## Given problem
Return the listing word for word, as given.

## Exercise inputs
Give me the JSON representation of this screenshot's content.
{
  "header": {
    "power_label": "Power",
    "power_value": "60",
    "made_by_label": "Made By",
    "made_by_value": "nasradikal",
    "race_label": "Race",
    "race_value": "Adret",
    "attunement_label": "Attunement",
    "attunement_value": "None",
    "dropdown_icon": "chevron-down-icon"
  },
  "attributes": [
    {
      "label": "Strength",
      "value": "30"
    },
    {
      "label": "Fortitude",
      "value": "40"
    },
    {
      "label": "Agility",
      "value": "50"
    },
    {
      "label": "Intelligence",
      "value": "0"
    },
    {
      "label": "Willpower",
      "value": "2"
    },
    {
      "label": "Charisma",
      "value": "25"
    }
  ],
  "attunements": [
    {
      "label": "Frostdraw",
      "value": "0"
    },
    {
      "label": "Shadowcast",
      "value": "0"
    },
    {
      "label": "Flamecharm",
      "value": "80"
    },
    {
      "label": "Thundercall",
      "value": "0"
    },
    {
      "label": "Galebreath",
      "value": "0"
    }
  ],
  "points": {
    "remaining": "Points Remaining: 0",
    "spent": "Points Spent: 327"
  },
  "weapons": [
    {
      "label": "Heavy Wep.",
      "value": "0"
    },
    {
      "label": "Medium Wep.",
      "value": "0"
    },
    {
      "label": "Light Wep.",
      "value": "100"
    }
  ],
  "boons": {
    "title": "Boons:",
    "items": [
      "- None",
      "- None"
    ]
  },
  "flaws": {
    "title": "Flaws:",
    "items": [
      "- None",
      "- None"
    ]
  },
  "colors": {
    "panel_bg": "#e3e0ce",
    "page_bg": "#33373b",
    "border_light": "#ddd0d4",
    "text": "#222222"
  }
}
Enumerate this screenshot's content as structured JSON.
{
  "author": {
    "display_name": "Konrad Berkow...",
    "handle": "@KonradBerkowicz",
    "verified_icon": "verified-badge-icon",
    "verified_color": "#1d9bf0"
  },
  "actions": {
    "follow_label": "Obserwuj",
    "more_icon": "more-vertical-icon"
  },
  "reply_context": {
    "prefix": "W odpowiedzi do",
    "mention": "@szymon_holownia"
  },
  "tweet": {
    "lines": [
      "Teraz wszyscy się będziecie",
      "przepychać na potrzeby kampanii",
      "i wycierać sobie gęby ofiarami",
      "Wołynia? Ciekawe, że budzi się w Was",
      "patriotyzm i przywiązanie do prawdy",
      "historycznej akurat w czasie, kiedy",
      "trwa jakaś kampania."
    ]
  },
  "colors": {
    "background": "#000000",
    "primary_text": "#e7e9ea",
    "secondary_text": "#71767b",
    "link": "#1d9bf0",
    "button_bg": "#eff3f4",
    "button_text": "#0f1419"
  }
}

## Result of this exercise
Give me the JSON representation of this screenshot's content.
{
  "header": {
    "power_label": "Power",
    "power_value": "60",
    "made_by_label": "Made By",
    "made_by_value": "nasradikal",
    "race_label": "Race",
    "race_value": "Adret",
    "attunement_label": "Attunement",
    "attunement_value": "None",
    "dropdown_icon": "chevron-down-icon"
  },
  "attributes": [
    {
      "label": "Strength",
      "value": "30"
    },
    {
      "label": "Fortitude",
      "value": "40"
    },
    {
      "label": "Agility",
      "value": "50"
    },
    {
      "label": "Intelligence",
      "value": "0"
    },
    {
      "label": "Willpower",
      "value": "2"
    },
    {
      "label": "Charisma",
      "value": "25"
    }
  ],
  "attunements": [
    {
      "label": "Frostdraw",
      "value": "0"
    },
    {
      "label": "Shadowcast",
      "value": "0"
    },
    {
      "label": "Flamecharm",
      "value": "80"
    },
    {
      "label": "Thundercall",
      "value": "0"
    },
    {
      "label": "Galebreath",
      "value": "0"
    }
  ],
  "points": {
    "remaining": "Points Remaining: 0",
    "spent": "Points Spent: 327"
  },
  "weapons": [
    {
      "label": "Heavy Wep.",
      "value": "0"
    },
    {
      "label": "Medium Wep.",
      "value": "0"
    },
    {
      "label": "Light Wep.",
      "value": "100"
    }
  ],
  "boons": {
    "title": "Boons:",
    "items": [
      "- None",
      "- None"
    ]
  },
  "flaws": {
    "title": "Flaws:",
    "items": [
      "- None",
      "- None"
    ]
  },
  "colors": {
    "panel_bg": "#e3e0ce",
    "page_bg": "#33373b",
    "border_light": "#ddd0d4",
    "text": "#222222"
  }
}
Enumerate this screenshot's content as structured JSON.
{
  "author": {
    "display_name": "Konrad Berkow...",
    "handle": "@KonradBerkowicz",
    "verified_icon": "verified-badge-icon",
    "verified_color": "#1d9bf0"
  },
  "actions": {
    "follow_label": "Obserwuj",
    "more_icon": "more-vertical-icon"
  },
  "reply_context": {
    "prefix": "W odpowiedzi do",
    "mention": "@szymon_holownia"
  },
  "tweet": {
    "lines": [
      "Teraz wszyscy się będziecie",
      "przepychać na potrzeby kampanii",
      "i wycierać sobie gęby ofiarami",
      "Wołynia? Ciekawe, że budzi się w Was",
      "patriotyzm i przywiązanie do prawdy",
      "historycznej akurat w czasie, kiedy",
      "trwa jakaś kampania."
    ]
  },
  "colors": {
    "background": "#000000",
    "primary_text": "#e7e9ea",
    "secondary_text": "#71767b",
    "link": "#1d9bf0",
    "button_bg": "#eff3f4",
    "button_text": "#0f1419"
  }
}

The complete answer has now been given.